--- REQUIRED WORK ---
Quote all of the data below exactly, please.

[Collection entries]
○ ○ ○ ○

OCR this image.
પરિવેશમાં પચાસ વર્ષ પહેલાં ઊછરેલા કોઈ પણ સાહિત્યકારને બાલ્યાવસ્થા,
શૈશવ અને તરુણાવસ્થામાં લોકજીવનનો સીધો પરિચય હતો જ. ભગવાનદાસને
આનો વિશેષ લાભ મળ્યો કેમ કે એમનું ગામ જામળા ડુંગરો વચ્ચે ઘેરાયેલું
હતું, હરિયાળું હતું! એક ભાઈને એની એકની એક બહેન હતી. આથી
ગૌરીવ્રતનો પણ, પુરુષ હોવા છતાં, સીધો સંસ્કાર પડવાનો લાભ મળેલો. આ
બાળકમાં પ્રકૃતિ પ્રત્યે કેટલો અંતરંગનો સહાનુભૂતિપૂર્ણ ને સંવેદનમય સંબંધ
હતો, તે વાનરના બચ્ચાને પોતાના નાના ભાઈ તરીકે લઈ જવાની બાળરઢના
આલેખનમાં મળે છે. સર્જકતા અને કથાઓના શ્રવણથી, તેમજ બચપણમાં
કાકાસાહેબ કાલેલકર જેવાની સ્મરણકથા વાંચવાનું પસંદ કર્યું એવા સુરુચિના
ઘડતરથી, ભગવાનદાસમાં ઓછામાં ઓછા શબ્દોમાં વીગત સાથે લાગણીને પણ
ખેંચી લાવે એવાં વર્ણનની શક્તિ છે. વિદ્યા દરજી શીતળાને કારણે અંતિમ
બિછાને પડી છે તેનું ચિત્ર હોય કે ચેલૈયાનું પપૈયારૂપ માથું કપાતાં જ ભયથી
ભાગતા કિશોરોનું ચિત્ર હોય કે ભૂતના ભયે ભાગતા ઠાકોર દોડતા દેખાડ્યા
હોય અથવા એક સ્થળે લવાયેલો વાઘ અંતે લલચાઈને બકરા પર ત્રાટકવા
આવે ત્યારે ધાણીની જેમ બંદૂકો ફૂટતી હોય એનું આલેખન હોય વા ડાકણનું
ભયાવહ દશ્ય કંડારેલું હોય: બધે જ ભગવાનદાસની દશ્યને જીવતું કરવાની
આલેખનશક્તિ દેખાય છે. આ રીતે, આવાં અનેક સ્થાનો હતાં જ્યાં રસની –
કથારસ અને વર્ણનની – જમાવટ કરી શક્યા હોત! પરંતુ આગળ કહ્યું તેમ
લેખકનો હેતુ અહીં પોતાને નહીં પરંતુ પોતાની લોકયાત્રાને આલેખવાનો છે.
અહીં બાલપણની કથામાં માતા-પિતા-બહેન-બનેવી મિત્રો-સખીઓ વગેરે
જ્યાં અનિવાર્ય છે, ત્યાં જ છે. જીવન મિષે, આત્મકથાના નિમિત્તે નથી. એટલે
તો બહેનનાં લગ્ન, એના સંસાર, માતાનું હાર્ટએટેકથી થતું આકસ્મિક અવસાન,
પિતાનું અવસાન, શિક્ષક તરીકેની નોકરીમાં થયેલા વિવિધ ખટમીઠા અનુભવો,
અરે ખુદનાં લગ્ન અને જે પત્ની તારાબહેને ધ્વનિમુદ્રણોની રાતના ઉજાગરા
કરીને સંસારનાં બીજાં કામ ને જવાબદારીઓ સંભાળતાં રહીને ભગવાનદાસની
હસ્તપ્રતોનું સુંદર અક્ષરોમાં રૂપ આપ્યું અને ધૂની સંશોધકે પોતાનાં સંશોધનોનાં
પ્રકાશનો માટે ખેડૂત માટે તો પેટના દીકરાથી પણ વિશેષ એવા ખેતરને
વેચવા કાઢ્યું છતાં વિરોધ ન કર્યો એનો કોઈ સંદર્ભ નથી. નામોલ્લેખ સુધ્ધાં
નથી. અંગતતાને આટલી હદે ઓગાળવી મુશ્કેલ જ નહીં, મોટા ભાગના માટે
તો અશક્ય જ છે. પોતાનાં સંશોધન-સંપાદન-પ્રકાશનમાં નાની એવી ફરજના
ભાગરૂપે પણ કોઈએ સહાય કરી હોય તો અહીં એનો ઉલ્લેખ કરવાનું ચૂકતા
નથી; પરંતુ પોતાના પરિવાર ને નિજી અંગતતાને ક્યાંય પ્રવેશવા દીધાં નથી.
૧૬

○ ○ ○ ○

--- TASK OUTPUT ---
OCR this image.
પરિવેશમાં પચાસ વર્ષ પહેલાં ઊછરેલા કોઈ પણ સાહિત્યકારને બાલ્યાવસ્થા,
શૈશવ અને તરુણાવસ્થામાં લોકજીવનનો સીધો પરિચય હતો જ. ભગવાનદાસને
આનો વિશેષ લાભ મળ્યો કેમ કે એમનું ગામ જામળા ડુંગરો વચ્ચે ઘેરાયેલું
હતું, હરિયાળું હતું! એક ભાઈને એની એકની એક બહેન હતી. આથી
ગૌરીવ્રતનો પણ, પુરુષ હોવા છતાં, સીધો સંસ્કાર પડવાનો લાભ મળેલો. આ
બાળકમાં પ્રકૃતિ પ્રત્યે કેટલો અંતરંગનો સહાનુભૂતિપૂર્ણ ને સંવેદનમય સંબંધ
હતો, તે વાનરના બચ્ચાને પોતાના નાના ભાઈ તરીકે લઈ જવાની બાળરઢના
આલેખનમાં મળે છે. સર્જકતા અને કથાઓના શ્રવણથી, તેમજ બચપણમાં
કાકાસાહેબ કાલેલકર જેવાની સ્મરણકથા વાંચવાનું પસંદ કર્યું એવા સુરુચિના
ઘડતરથી, ભગવાનદાસમાં ઓછામાં ઓછા શબ્દોમાં વીગત સાથે લાગણીને પણ
ખેંચી લાવે એવાં વર્ણનની શક્તિ છે. વિદ્યા દરજી શીતળાને કારણે અંતિમ
બિછાને પડી છે તેનું ચિત્ર હોય કે ચેલૈયાનું પપૈયારૂપ માથું કપાતાં જ ભયથી
ભાગતા કિશોરોનું ચિત્ર હોય કે ભૂતના ભયે ભાગતા ઠાકોર દોડતા દેખાડ્યા
હોય અથવા એક સ્થળે લવાયેલો વાઘ અંતે લલચાઈને બકરા પર ત્રાટકવા
આવે ત્યારે ધાણીની જેમ બંદૂકો ફૂટતી હોય એનું આલેખન હોય વા ડાકણનું
ભયાવહ દશ્ય કંડારેલું હોય: બધે જ ભગવાનદાસની દશ્યને જીવતું કરવાની
આલેખનશક્તિ દેખાય છે. આ રીતે, આવાં અનેક સ્થાનો હતાં જ્યાં રસની –
કથારસ અને વર્ણનની – જમાવટ કરી શક્યા હોત! પરંતુ આગળ કહ્યું તેમ
લેખકનો હેતુ અહીં પોતાને નહીં પરંતુ પોતાની લોકયાત્રાને આલેખવાનો છે.
અહીં બાલપણની કથામાં માતા-પિતા-બહેન-બનેવી મિત્રો-સખીઓ વગેરે
જ્યાં અનિવાર્ય છે, ત્યાં જ છે. જીવન મિષે, આત્મકથાના નિમિત્તે નથી. એટલે
તો બહેનનાં લગ્ન, એના સંસાર, માતાનું હાર્ટએટેકથી થતું આકસ્મિક અવસાન,
પિતાનું અવસાન, શિક્ષક તરીકેની નોકરીમાં થયેલા વિવિધ ખટમીઠા અનુભવો,
અરે ખુદનાં લગ્ન અને જે પત્ની તારાબહેને ધ્વનિમુદ્રણોની રાતના ઉજાગરા
કરીને સંસારનાં બીજાં કામ ને જવાબદારીઓ સંભાળતાં રહીને ભગવાનદાસની
હસ્તપ્રતોનું સુંદર અક્ષરોમાં રૂપ આપ્યું અને ધૂની સંશોધકે પોતાનાં સંશોધનોનાં
પ્રકાશનો માટે ખેડૂત માટે તો પેટના દીકરાથી પણ વિશેષ એવા ખેતરને
વેચવા કાઢ્યું છતાં વિરોધ ન કર્યો એનો કોઈ સંદર્ભ નથી. નામોલ્લેખ સુધ્ધાં
નથી. અંગતતાને આટલી હદે ઓગાળવી મુશ્કેલ જ નહીં, મોટા ભાગના માટે
તો અશક્ય જ છે. પોતાનાં સંશોધન-સંપાદન-પ્રકાશનમાં નાની એવી ફરજના
ભાગરૂપે પણ કોઈએ સહાય કરી હોય તો અહીં એનો ઉલ્લેખ કરવાનું ચૂકતા
નથી; પરંતુ પોતાના પરિવાર ને નિજી અંગતતાને ક્યાંય પ્રવેશવા દીધાં નથી.
૧૬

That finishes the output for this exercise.